● **Task material**
-------------------------
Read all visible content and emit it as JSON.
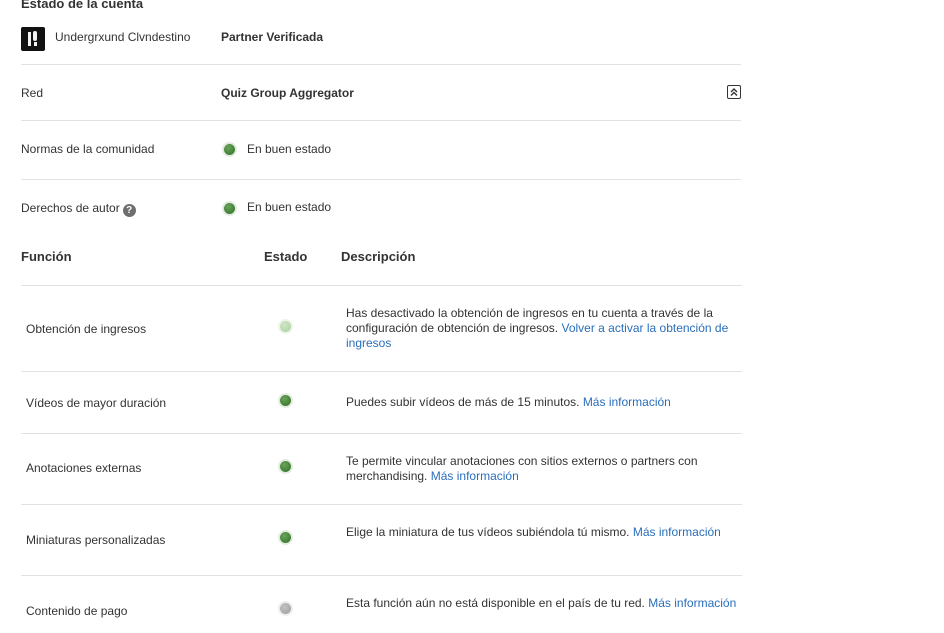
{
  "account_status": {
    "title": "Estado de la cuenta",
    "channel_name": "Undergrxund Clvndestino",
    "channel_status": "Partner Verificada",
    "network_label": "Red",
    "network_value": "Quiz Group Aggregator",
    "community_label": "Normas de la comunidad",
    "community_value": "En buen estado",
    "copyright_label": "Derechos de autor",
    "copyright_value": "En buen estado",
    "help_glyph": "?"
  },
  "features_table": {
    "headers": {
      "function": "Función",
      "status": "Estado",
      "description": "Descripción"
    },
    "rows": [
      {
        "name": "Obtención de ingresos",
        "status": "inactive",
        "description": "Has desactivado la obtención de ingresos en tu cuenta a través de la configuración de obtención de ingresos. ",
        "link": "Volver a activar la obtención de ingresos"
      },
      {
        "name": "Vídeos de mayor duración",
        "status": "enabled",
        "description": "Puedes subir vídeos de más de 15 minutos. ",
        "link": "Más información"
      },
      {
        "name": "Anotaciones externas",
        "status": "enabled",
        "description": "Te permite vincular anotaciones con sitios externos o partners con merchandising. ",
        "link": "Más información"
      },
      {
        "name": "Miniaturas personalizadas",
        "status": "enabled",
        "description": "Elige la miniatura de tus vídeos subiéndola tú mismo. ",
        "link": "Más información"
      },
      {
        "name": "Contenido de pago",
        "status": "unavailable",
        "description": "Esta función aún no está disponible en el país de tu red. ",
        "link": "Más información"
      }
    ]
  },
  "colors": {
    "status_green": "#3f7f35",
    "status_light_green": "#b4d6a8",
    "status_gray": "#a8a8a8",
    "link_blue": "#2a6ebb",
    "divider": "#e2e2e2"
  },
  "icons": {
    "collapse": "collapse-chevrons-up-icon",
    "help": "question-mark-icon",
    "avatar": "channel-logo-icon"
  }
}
-------------------------
● **Task to carry out**
Reproduce the entries above word for word. Pictures stay out.

● **The solution**
Read all visible content and emit it as JSON.
{
  "account_status": {
    "title": "Estado de la cuenta",
    "channel_name": "Undergrxund Clvndestino",
    "channel_status": "Partner Verificada",
    "network_label": "Red",
    "network_value": "Quiz Group Aggregator",
    "community_label": "Normas de la comunidad",
    "community_value": "En buen estado",
    "copyright_label": "Derechos de autor",
    "copyright_value": "En buen estado",
    "help_glyph": "?"
  },
  "features_table": {
    "headers": {
      "function": "Función",
      "status": "Estado",
      "description": "Descripción"
    },
    "rows": [
      {
        "name": "Obtención de ingresos",
        "status": "inactive",
        "description": "Has desactivado la obtención de ingresos en tu cuenta a través de la configuración de obtención de ingresos. ",
        "link": "Volver a activar la obtención de ingresos"
      },
      {
        "name": "Vídeos de mayor duración",
        "status": "enabled",
        "description": "Puedes subir vídeos de más de 15 minutos. ",
        "link": "Más información"
      },
      {
        "name": "Anotaciones externas",
        "status": "enabled",
        "description": "Te permite vincular anotaciones con sitios externos o partners con merchandising. ",
        "link": "Más información"
      },
      {
        "name": "Miniaturas personalizadas",
        "status": "enabled",
        "description": "Elige la miniatura de tus vídeos subiéndola tú mismo. ",
        "link": "Más información"
      },
      {
        "name": "Contenido de pago",
        "status": "unavailable",
        "description": "Esta función aún no está disponible en el país de tu red. ",
        "link": "Más información"
      }
    ]
  },
  "colors": {
    "status_green": "#3f7f35",
    "status_light_green": "#b4d6a8",
    "status_gray": "#a8a8a8",
    "link_blue": "#2a6ebb",
    "divider": "#e2e2e2"
  },
  "icons": {
    "collapse": "collapse-chevrons-up-icon",
    "help": "question-mark-icon",
    "avatar": "channel-logo-icon"
  }
}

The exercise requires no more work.